→ INSTRUCTIONS TO FOLLOW
Exactly reproduce all the records, keeping pictures out of the copy.

[Dataset rows about figures]
==========

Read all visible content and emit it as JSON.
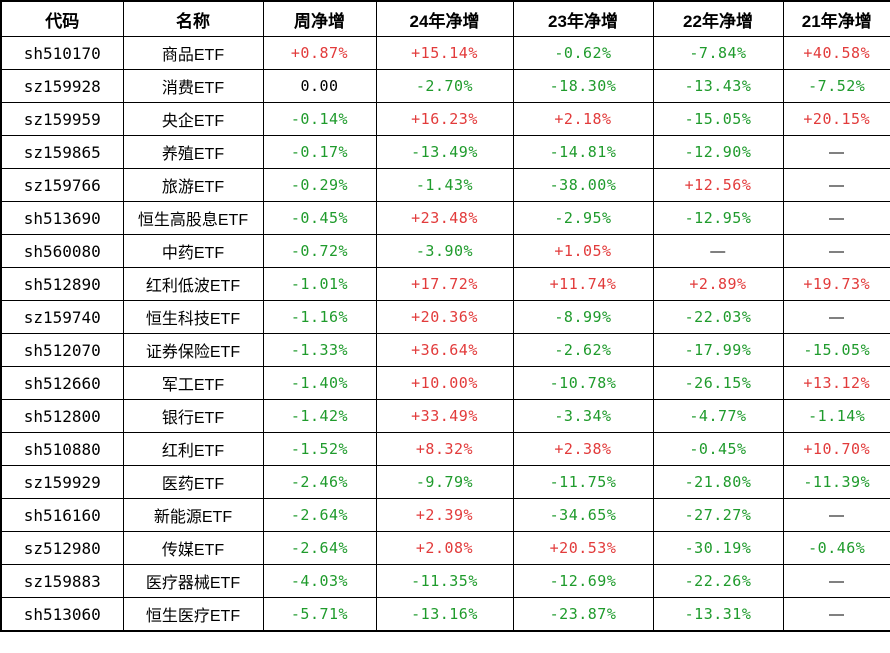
{
  "colors": {
    "positive": "#e23b3b",
    "negative": "#1f9b2c",
    "neutral": "#000000"
  },
  "chart_data": {
    "type": "table",
    "title": "",
    "columns": [
      "代码",
      "名称",
      "周净增",
      "24年净增",
      "23年净增",
      "22年净增",
      "21年净增"
    ],
    "rows": [
      {
        "code": "sh510170",
        "name": "商品ETF",
        "values": [
          "+0.87%",
          "+15.14%",
          "-0.62%",
          "-7.84%",
          "+40.58%"
        ]
      },
      {
        "code": "sz159928",
        "name": "消费ETF",
        "values": [
          "0.00",
          "-2.70%",
          "-18.30%",
          "-13.43%",
          "-7.52%"
        ]
      },
      {
        "code": "sz159959",
        "name": "央企ETF",
        "values": [
          "-0.14%",
          "+16.23%",
          "+2.18%",
          "-15.05%",
          "+20.15%"
        ]
      },
      {
        "code": "sz159865",
        "name": "养殖ETF",
        "values": [
          "-0.17%",
          "-13.49%",
          "-14.81%",
          "-12.90%",
          "—"
        ]
      },
      {
        "code": "sz159766",
        "name": "旅游ETF",
        "values": [
          "-0.29%",
          "-1.43%",
          "-38.00%",
          "+12.56%",
          "—"
        ]
      },
      {
        "code": "sh513690",
        "name": "恒生高股息ETF",
        "values": [
          "-0.45%",
          "+23.48%",
          "-2.95%",
          "-12.95%",
          "—"
        ]
      },
      {
        "code": "sh560080",
        "name": "中药ETF",
        "values": [
          "-0.72%",
          "-3.90%",
          "+1.05%",
          "—",
          "—"
        ]
      },
      {
        "code": "sh512890",
        "name": "红利低波ETF",
        "values": [
          "-1.01%",
          "+17.72%",
          "+11.74%",
          "+2.89%",
          "+19.73%"
        ]
      },
      {
        "code": "sz159740",
        "name": "恒生科技ETF",
        "values": [
          "-1.16%",
          "+20.36%",
          "-8.99%",
          "-22.03%",
          "—"
        ]
      },
      {
        "code": "sh512070",
        "name": "证券保险ETF",
        "values": [
          "-1.33%",
          "+36.64%",
          "-2.62%",
          "-17.99%",
          "-15.05%"
        ]
      },
      {
        "code": "sh512660",
        "name": "军工ETF",
        "values": [
          "-1.40%",
          "+10.00%",
          "-10.78%",
          "-26.15%",
          "+13.12%"
        ]
      },
      {
        "code": "sh512800",
        "name": "银行ETF",
        "values": [
          "-1.42%",
          "+33.49%",
          "-3.34%",
          "-4.77%",
          "-1.14%"
        ]
      },
      {
        "code": "sh510880",
        "name": "红利ETF",
        "values": [
          "-1.52%",
          "+8.32%",
          "+2.38%",
          "-0.45%",
          "+10.70%"
        ]
      },
      {
        "code": "sz159929",
        "name": "医药ETF",
        "values": [
          "-2.46%",
          "-9.79%",
          "-11.75%",
          "-21.80%",
          "-11.39%"
        ]
      },
      {
        "code": "sh516160",
        "name": "新能源ETF",
        "values": [
          "-2.64%",
          "+2.39%",
          "-34.65%",
          "-27.27%",
          "—"
        ]
      },
      {
        "code": "sz512980",
        "name": "传媒ETF",
        "values": [
          "-2.64%",
          "+2.08%",
          "+20.53%",
          "-30.19%",
          "-0.46%"
        ]
      },
      {
        "code": "sz159883",
        "name": "医疗器械ETF",
        "values": [
          "-4.03%",
          "-11.35%",
          "-12.69%",
          "-22.26%",
          "—"
        ]
      },
      {
        "code": "sh513060",
        "name": "恒生医疗ETF",
        "values": [
          "-5.71%",
          "-13.16%",
          "-23.87%",
          "-13.31%",
          "—"
        ]
      }
    ]
  }
}
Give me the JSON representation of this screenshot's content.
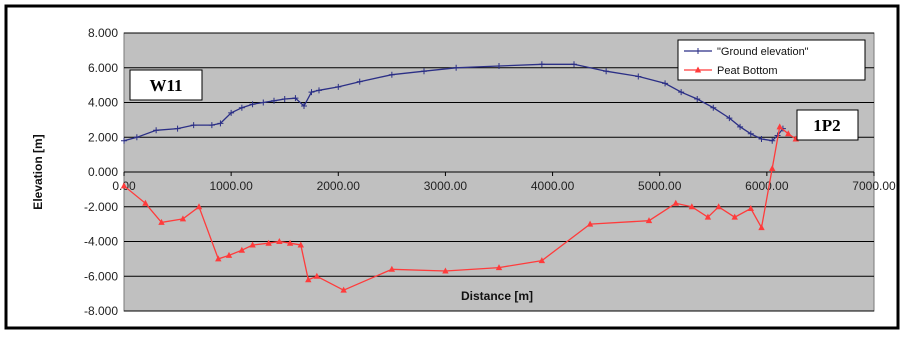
{
  "chart_data": {
    "type": "line",
    "xlabel": "Distance [m]",
    "ylabel": "Elevation [m]",
    "xlim": [
      0,
      7000
    ],
    "ylim": [
      -8,
      8
    ],
    "x_ticks": [
      0,
      1000,
      2000,
      3000,
      4000,
      5000,
      6000,
      7000
    ],
    "x_tick_labels": [
      "0.00",
      "1000.00",
      "2000.00",
      "3000.00",
      "4000.00",
      "5000.00",
      "6000.00",
      "7000.00"
    ],
    "y_ticks": [
      8,
      6,
      4,
      2,
      0,
      -2,
      -4,
      -6,
      -8
    ],
    "y_tick_labels": [
      "8.000",
      "6.000",
      "4.000",
      "2.000",
      "0.000",
      "-2.000",
      "-4.000",
      "-6.000",
      "-8.000"
    ],
    "grid": "horizontal",
    "plot_background": "#c0c0c0",
    "legend": {
      "placement": "top-right",
      "entries": [
        "\"Ground elevation\"",
        "Peat Bottom"
      ]
    },
    "annotations": [
      "W11",
      "1P2"
    ],
    "series": [
      {
        "name": "\"Ground elevation\"",
        "color": "#2b2f86",
        "marker": "plus",
        "x": [
          0,
          120,
          300,
          500,
          650,
          820,
          900,
          1000,
          1100,
          1200,
          1300,
          1400,
          1500,
          1600,
          1680,
          1750,
          1820,
          2000,
          2200,
          2500,
          2800,
          3100,
          3500,
          3900,
          4200,
          4500,
          4800,
          5050,
          5200,
          5350,
          5500,
          5650,
          5750,
          5850,
          5950,
          6050,
          6100,
          6150
        ],
        "y": [
          1.8,
          2.0,
          2.4,
          2.5,
          2.7,
          2.7,
          2.8,
          3.4,
          3.7,
          3.9,
          4.0,
          4.1,
          4.2,
          4.25,
          3.8,
          4.6,
          4.7,
          4.9,
          5.2,
          5.6,
          5.8,
          6.0,
          6.1,
          6.2,
          6.2,
          5.8,
          5.5,
          5.1,
          4.6,
          4.2,
          3.7,
          3.1,
          2.6,
          2.2,
          1.9,
          1.8,
          2.1,
          2.5
        ]
      },
      {
        "name": "Peat Bottom",
        "color": "#ff3b3b",
        "marker": "triangle",
        "x": [
          0,
          200,
          350,
          550,
          700,
          880,
          980,
          1100,
          1200,
          1350,
          1450,
          1550,
          1650,
          1720,
          1800,
          2050,
          2500,
          3000,
          3500,
          3900,
          4350,
          4900,
          5150,
          5300,
          5450,
          5550,
          5700,
          5850,
          5950,
          6050,
          6120,
          6200,
          6270
        ],
        "y": [
          -0.8,
          -1.8,
          -2.9,
          -2.7,
          -2.0,
          -5.0,
          -4.8,
          -4.5,
          -4.2,
          -4.1,
          -4.0,
          -4.1,
          -4.2,
          -6.2,
          -6.0,
          -6.8,
          -5.6,
          -5.7,
          -5.5,
          -5.1,
          -3.0,
          -2.8,
          -1.8,
          -2.0,
          -2.6,
          -2.0,
          -2.6,
          -2.1,
          -3.2,
          0.2,
          2.6,
          2.2,
          1.9
        ]
      }
    ]
  }
}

==========

→ REPLY
Read all visible content and emit it as JSON.
{
  "colors": {
    "positive": "#e23b3b",
    "negative": "#1f9b2c",
    "neutral": "#000000"
  },
  "chart_data": {
    "type": "table",
    "title": "",
    "columns": [
      "代码",
      "名称",
      "周净增",
      "24年净增",
      "23年净增",
      "22年净增",
      "21年净增"
    ],
    "rows": [
      {
        "code": "sh510170",
        "name": "商品ETF",
        "values": [
          "+0.87%",
          "+15.14%",
          "-0.62%",
          "-7.84%",
          "+40.58%"
        ]
      },
      {
        "code": "sz159928",
        "name": "消费ETF",
        "values": [
          "0.00",
          "-2.70%",
          "-18.30%",
          "-13.43%",
          "-7.52%"
        ]
      },
      {
        "code": "sz159959",
        "name": "央企ETF",
        "values": [
          "-0.14%",
          "+16.23%",
          "+2.18%",
          "-15.05%",
          "+20.15%"
        ]
      },
      {
        "code": "sz159865",
        "name": "养殖ETF",
        "values": [
          "-0.17%",
          "-13.49%",
          "-14.81%",
          "-12.90%",
          "—"
        ]
      },
      {
        "code": "sz159766",
        "name": "旅游ETF",
        "values": [
          "-0.29%",
          "-1.43%",
          "-38.00%",
          "+12.56%",
          "—"
        ]
      },
      {
        "code": "sh513690",
        "name": "恒生高股息ETF",
        "values": [
          "-0.45%",
          "+23.48%",
          "-2.95%",
          "-12.95%",
          "—"
        ]
      },
      {
        "code": "sh560080",
        "name": "中药ETF",
        "values": [
          "-0.72%",
          "-3.90%",
          "+1.05%",
          "—",
          "—"
        ]
      },
      {
        "code": "sh512890",
        "name": "红利低波ETF",
        "values": [
          "-1.01%",
          "+17.72%",
          "+11.74%",
          "+2.89%",
          "+19.73%"
        ]
      },
      {
        "code": "sz159740",
        "name": "恒生科技ETF",
        "values": [
          "-1.16%",
          "+20.36%",
          "-8.99%",
          "-22.03%",
          "—"
        ]
      },
      {
        "code": "sh512070",
        "name": "证券保险ETF",
        "values": [
          "-1.33%",
          "+36.64%",
          "-2.62%",
          "-17.99%",
          "-15.05%"
        ]
      },
      {
        "code": "sh512660",
        "name": "军工ETF",
        "values": [
          "-1.40%",
          "+10.00%",
          "-10.78%",
          "-26.15%",
          "+13.12%"
        ]
      },
      {
        "code": "sh512800",
        "name": "银行ETF",
        "values": [
          "-1.42%",
          "+33.49%",
          "-3.34%",
          "-4.77%",
          "-1.14%"
        ]
      },
      {
        "code": "sh510880",
        "name": "红利ETF",
        "values": [
          "-1.52%",
          "+8.32%",
          "+2.38%",
          "-0.45%",
          "+10.70%"
        ]
      },
      {
        "code": "sz159929",
        "name": "医药ETF",
        "values": [
          "-2.46%",
          "-9.79%",
          "-11.75%",
          "-21.80%",
          "-11.39%"
        ]
      },
      {
        "code": "sh516160",
        "name": "新能源ETF",
        "values": [
          "-2.64%",
          "+2.39%",
          "-34.65%",
          "-27.27%",
          "—"
        ]
      },
      {
        "code": "sz512980",
        "name": "传媒ETF",
        "values": [
          "-2.64%",
          "+2.08%",
          "+20.53%",
          "-30.19%",
          "-0.46%"
        ]
      },
      {
        "code": "sz159883",
        "name": "医疗器械ETF",
        "values": [
          "-4.03%",
          "-11.35%",
          "-12.69%",
          "-22.26%",
          "—"
        ]
      },
      {
        "code": "sh513060",
        "name": "恒生医疗ETF",
        "values": [
          "-5.71%",
          "-13.16%",
          "-23.87%",
          "-13.31%",
          "—"
        ]
      }
    ]
  }
}
Give me the JSON representation of this screenshot's content.
{
  "chart_data": {
    "type": "line",
    "xlabel": "Distance [m]",
    "ylabel": "Elevation [m]",
    "xlim": [
      0,
      7000
    ],
    "ylim": [
      -8,
      8
    ],
    "x_ticks": [
      0,
      1000,
      2000,
      3000,
      4000,
      5000,
      6000,
      7000
    ],
    "x_tick_labels": [
      "0.00",
      "1000.00",
      "2000.00",
      "3000.00",
      "4000.00",
      "5000.00",
      "6000.00",
      "7000.00"
    ],
    "y_ticks": [
      8,
      6,
      4,
      2,
      0,
      -2,
      -4,
      -6,
      -8
    ],
    "y_tick_labels": [
      "8.000",
      "6.000",
      "4.000",
      "2.000",
      "0.000",
      "-2.000",
      "-4.000",
      "-6.000",
      "-8.000"
    ],
    "grid": "horizontal",
    "plot_background": "#c0c0c0",
    "legend": {
      "placement": "top-right",
      "entries": [
        "\"Ground elevation\"",
        "Peat Bottom"
      ]
    },
    "annotations": [
      "W11",
      "1P2"
    ],
    "series": [
      {
        "name": "\"Ground elevation\"",
        "color": "#2b2f86",
        "marker": "plus",
        "x": [
          0,
          120,
          300,
          500,
          650,
          820,
          900,
          1000,
          1100,
          1200,
          1300,
          1400,
          1500,
          1600,
          1680,
          1750,
          1820,
          2000,
          2200,
          2500,
          2800,
          3100,
          3500,
          3900,
          4200,
          4500,
          4800,
          5050,
          5200,
          5350,
          5500,
          5650,
          5750,
          5850,
          5950,
          6050,
          6100,
          6150
        ],
        "y": [
          1.8,
          2.0,
          2.4,
          2.5,
          2.7,
          2.7,
          2.8,
          3.4,
          3.7,
          3.9,
          4.0,
          4.1,
          4.2,
          4.25,
          3.8,
          4.6,
          4.7,
          4.9,
          5.2,
          5.6,
          5.8,
          6.0,
          6.1,
          6.2,
          6.2,
          5.8,
          5.5,
          5.1,
          4.6,
          4.2,
          3.7,
          3.1,
          2.6,
          2.2,
          1.9,
          1.8,
          2.1,
          2.5
        ]
      },
      {
        "name": "Peat Bottom",
        "color": "#ff3b3b",
        "marker": "triangle",
        "x": [
          0,
          200,
          350,
          550,
          700,
          880,
          980,
          1100,
          1200,
          1350,
          1450,
          1550,
          1650,
          1720,
          1800,
          2050,
          2500,
          3000,
          3500,
          3900,
          4350,
          4900,
          5150,
          5300,
          5450,
          5550,
          5700,
          5850,
          5950,
          6050,
          6120,
          6200,
          6270
        ],
        "y": [
          -0.8,
          -1.8,
          -2.9,
          -2.7,
          -2.0,
          -5.0,
          -4.8,
          -4.5,
          -4.2,
          -4.1,
          -4.0,
          -4.1,
          -4.2,
          -6.2,
          -6.0,
          -6.8,
          -5.6,
          -5.7,
          -5.5,
          -5.1,
          -3.0,
          -2.8,
          -1.8,
          -2.0,
          -2.6,
          -2.0,
          -2.6,
          -2.1,
          -3.2,
          0.2,
          2.6,
          2.2,
          1.9
        ]
      }
    ]
  }
}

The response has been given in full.